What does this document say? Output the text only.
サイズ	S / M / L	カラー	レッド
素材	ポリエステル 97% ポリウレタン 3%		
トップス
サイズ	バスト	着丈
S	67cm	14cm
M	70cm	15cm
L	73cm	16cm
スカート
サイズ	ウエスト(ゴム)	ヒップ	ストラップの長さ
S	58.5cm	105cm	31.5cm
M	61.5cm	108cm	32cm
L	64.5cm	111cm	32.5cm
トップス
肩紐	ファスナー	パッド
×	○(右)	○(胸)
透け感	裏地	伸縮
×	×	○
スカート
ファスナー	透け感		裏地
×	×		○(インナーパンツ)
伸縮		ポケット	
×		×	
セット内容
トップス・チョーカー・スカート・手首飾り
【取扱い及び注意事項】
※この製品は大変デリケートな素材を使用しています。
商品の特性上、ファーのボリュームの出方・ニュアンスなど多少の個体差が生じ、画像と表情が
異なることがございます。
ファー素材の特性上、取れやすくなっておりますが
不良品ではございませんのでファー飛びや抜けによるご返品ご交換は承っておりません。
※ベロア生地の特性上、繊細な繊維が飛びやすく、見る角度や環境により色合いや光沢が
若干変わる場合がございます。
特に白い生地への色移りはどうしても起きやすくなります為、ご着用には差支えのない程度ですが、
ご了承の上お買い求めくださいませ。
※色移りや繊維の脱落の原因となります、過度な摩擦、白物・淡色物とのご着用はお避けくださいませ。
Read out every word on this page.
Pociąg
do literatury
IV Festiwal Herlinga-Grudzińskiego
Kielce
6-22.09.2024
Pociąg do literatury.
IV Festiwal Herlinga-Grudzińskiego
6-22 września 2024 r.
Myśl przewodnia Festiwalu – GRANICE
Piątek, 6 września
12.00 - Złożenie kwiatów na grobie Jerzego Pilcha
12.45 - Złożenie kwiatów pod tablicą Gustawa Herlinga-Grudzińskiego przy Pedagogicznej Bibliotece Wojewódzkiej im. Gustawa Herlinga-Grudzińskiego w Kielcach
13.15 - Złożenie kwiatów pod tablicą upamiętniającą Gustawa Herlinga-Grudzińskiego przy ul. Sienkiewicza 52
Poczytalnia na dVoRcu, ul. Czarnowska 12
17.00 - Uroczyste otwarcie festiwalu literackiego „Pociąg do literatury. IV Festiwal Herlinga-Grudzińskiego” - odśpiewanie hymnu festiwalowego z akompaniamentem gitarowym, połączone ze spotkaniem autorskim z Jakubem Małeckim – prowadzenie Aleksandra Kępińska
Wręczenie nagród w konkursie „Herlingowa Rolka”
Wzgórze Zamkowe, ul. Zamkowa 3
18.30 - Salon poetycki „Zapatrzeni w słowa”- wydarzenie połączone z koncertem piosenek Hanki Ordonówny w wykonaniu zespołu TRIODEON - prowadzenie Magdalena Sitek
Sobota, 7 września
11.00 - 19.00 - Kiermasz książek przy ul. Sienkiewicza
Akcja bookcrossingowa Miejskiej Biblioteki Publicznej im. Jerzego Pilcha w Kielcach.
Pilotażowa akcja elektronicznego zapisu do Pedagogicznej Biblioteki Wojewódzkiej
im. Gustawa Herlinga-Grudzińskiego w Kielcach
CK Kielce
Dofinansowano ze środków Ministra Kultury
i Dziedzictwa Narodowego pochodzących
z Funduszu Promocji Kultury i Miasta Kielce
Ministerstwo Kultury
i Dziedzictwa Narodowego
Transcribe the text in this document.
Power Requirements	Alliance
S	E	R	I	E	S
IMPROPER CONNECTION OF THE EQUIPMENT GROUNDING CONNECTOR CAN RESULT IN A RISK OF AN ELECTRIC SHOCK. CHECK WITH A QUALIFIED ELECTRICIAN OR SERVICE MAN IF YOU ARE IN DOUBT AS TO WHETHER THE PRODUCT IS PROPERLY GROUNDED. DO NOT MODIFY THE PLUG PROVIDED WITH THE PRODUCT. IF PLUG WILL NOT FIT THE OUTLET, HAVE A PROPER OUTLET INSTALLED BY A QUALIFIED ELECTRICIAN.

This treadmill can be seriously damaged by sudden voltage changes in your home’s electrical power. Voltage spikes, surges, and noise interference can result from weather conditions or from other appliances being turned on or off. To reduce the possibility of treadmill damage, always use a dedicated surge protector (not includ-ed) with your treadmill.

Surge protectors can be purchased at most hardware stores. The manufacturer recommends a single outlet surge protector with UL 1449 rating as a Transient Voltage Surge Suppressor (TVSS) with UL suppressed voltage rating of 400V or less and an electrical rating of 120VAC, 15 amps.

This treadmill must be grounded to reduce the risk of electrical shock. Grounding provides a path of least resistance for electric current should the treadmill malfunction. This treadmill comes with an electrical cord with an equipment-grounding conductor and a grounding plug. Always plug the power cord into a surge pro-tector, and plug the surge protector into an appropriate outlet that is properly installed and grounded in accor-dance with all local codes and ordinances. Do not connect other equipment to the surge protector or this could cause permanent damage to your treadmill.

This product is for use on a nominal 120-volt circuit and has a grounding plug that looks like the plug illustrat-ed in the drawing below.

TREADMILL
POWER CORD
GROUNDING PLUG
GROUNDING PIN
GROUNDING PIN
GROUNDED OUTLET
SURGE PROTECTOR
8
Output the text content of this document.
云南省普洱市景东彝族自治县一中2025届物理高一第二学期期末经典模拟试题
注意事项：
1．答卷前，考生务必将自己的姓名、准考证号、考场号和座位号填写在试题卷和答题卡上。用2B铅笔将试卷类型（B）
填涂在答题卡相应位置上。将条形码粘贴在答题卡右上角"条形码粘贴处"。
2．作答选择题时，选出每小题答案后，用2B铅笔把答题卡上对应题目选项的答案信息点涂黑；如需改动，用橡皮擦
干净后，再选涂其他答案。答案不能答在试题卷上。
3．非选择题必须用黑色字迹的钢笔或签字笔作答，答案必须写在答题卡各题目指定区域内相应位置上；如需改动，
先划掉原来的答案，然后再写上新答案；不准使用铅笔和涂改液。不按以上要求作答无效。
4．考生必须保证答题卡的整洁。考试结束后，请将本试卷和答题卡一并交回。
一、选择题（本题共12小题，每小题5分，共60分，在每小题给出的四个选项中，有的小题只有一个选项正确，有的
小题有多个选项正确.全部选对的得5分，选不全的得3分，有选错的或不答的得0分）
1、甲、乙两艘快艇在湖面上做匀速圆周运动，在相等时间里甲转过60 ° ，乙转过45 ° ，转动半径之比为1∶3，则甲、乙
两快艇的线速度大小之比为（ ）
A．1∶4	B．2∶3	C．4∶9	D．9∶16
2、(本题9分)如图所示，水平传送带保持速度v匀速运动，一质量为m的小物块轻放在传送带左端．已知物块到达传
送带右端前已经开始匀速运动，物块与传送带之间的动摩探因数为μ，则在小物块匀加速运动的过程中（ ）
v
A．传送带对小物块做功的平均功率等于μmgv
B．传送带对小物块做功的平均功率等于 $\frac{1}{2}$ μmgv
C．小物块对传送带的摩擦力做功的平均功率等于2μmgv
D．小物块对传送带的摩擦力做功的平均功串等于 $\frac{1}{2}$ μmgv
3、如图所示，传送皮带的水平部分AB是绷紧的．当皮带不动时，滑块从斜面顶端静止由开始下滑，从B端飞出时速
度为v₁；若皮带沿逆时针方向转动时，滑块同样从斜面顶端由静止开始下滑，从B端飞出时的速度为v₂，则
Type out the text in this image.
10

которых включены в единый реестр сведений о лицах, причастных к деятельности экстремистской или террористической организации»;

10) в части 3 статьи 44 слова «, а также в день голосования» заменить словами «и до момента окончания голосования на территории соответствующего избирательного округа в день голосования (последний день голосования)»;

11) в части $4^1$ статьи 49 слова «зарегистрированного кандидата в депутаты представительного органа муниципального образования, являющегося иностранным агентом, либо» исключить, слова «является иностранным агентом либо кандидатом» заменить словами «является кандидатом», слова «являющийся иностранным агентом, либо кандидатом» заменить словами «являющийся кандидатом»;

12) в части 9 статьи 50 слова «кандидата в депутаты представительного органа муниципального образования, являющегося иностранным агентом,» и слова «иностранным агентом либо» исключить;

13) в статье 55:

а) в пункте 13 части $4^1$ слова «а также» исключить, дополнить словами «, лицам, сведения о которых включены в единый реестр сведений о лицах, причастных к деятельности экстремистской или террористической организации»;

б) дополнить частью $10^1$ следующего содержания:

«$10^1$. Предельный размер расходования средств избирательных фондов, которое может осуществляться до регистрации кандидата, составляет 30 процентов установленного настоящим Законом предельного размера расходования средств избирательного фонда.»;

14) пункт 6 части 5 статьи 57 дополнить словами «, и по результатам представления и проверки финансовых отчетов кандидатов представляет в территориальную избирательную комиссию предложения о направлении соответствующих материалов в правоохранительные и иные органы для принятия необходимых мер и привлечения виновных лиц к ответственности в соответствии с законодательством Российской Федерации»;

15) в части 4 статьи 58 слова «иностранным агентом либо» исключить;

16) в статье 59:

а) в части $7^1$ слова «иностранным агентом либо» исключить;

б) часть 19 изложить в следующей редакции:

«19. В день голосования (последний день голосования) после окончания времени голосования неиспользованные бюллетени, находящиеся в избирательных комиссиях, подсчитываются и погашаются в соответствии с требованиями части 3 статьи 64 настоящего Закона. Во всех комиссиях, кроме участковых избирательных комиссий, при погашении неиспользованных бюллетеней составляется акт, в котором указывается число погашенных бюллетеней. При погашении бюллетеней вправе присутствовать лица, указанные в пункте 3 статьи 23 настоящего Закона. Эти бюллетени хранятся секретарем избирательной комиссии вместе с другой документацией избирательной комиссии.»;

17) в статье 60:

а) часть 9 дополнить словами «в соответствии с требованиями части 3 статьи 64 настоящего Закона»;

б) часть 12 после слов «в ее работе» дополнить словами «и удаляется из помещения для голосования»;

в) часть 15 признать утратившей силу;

=-=-=

# Objective
Search the listing above for the string "如图所示". Copy every line that contains it.

# Exercise solution
2、(本题9分)如图所示，水平传送带保持速度v匀速运动，一质量为m的小物块轻放在传送带左端．已知物块到达传
3、如图所示，传送皮带的水平部分AB是绷紧的．当皮带不动时，滑块从斜面顶端静止由开始下滑，从B端飞出时速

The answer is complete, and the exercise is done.